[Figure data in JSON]
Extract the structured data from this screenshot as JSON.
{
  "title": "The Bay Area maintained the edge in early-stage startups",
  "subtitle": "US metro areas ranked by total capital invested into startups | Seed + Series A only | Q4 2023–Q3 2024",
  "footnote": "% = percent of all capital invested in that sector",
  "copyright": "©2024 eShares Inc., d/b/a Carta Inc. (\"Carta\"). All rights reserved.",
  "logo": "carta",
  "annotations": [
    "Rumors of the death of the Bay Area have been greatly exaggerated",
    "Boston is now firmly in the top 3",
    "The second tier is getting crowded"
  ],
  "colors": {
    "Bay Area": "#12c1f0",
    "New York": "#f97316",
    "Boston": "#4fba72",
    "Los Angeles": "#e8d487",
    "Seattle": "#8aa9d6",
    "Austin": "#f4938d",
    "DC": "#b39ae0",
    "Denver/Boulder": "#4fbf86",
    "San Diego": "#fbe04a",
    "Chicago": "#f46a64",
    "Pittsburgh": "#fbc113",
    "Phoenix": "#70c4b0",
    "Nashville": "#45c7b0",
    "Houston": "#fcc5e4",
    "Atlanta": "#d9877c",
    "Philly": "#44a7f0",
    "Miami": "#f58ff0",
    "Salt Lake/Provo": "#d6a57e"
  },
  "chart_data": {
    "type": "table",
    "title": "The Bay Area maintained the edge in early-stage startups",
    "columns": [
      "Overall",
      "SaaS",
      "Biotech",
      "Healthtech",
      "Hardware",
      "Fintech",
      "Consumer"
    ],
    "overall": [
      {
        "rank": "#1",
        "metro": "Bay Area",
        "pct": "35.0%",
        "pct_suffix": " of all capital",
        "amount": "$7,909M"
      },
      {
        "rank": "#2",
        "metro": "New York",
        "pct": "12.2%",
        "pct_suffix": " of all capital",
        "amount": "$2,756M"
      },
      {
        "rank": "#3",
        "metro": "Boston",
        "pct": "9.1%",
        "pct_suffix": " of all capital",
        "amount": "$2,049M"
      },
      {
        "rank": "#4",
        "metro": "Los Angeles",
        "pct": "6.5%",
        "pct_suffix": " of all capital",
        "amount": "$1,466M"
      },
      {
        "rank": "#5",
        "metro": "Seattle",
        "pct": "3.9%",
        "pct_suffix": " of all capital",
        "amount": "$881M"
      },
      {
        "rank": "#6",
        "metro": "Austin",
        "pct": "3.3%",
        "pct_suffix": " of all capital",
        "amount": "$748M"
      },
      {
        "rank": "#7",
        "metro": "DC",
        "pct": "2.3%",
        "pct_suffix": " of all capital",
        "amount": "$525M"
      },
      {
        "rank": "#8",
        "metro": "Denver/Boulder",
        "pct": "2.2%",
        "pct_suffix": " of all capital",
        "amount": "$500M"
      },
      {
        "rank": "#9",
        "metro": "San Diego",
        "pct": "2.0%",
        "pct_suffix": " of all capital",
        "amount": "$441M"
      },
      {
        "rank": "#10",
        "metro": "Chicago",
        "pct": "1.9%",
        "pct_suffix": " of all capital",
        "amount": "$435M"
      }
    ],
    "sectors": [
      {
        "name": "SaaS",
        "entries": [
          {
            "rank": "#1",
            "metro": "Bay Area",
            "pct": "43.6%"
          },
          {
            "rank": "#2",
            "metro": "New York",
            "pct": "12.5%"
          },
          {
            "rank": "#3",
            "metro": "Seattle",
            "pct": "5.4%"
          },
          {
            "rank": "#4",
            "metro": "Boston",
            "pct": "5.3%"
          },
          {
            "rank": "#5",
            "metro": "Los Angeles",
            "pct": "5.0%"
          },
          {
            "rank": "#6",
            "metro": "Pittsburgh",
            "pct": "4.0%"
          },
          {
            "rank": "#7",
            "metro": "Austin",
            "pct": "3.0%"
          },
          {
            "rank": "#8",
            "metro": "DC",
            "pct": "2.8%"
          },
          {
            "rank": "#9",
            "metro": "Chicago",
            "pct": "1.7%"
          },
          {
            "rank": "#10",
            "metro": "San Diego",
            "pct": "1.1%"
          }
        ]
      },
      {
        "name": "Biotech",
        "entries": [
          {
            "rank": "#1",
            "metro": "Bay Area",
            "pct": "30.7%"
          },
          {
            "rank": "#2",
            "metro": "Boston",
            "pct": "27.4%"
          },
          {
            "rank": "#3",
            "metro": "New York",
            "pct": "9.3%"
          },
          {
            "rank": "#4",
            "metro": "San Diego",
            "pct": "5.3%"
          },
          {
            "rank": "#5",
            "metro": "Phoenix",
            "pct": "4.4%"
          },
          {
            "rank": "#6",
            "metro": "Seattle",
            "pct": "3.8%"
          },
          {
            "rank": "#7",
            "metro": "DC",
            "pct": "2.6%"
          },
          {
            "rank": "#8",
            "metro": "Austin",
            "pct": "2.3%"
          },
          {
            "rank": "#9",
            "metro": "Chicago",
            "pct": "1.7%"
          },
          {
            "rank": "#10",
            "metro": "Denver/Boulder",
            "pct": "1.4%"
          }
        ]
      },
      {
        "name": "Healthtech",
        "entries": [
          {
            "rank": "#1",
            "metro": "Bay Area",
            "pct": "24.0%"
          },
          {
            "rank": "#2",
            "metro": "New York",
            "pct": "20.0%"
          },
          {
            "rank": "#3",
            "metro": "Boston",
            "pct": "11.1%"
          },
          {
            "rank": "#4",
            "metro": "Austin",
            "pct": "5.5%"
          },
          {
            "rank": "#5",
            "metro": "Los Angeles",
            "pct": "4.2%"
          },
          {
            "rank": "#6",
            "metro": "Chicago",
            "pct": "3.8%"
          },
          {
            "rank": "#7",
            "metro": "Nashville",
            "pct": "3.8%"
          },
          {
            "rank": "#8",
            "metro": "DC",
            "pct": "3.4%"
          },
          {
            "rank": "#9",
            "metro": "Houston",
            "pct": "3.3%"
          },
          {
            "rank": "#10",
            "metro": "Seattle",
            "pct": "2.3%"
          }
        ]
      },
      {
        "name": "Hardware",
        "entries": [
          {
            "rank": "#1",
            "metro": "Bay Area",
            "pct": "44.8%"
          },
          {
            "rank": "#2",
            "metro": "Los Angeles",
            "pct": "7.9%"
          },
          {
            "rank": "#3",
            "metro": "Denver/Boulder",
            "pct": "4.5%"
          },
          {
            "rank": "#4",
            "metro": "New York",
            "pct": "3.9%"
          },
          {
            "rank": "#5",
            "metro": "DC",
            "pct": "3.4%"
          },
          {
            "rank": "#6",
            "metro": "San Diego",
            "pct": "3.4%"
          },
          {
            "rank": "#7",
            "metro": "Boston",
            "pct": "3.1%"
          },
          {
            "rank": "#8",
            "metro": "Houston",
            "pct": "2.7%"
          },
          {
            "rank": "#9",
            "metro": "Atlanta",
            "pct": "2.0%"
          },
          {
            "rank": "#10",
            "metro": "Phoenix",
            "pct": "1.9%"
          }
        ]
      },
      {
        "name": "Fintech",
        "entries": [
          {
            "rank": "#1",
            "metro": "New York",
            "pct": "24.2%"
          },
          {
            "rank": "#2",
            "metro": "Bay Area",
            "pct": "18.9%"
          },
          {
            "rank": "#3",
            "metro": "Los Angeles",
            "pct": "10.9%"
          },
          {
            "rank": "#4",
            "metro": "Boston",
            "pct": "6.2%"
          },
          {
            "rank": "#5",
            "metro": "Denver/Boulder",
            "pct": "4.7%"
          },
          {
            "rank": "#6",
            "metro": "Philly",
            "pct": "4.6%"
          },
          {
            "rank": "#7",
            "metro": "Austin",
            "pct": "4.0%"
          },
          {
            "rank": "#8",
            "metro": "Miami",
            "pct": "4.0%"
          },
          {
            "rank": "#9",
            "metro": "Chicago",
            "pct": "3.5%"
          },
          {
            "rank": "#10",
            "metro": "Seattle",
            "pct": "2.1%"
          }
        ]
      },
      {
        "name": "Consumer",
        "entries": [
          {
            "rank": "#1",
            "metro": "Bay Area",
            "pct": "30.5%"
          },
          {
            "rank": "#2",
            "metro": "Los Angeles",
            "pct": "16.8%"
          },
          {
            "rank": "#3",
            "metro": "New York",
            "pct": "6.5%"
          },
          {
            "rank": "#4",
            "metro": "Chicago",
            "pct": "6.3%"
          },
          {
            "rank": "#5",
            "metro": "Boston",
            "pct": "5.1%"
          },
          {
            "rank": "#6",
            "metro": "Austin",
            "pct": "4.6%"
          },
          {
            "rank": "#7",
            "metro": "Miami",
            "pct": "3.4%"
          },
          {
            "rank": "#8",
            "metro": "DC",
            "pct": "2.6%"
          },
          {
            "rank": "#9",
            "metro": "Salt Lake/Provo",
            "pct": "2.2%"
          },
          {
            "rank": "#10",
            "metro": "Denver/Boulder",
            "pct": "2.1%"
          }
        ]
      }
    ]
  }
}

__THE PROBLEM__
Report each line in the data that holds the word "early".

__TASK SOLUTION__
  "title": "The Bay Area maintained the edge in early-stage startups",
    "title": "The Bay Area maintained the edge in early-stage startups",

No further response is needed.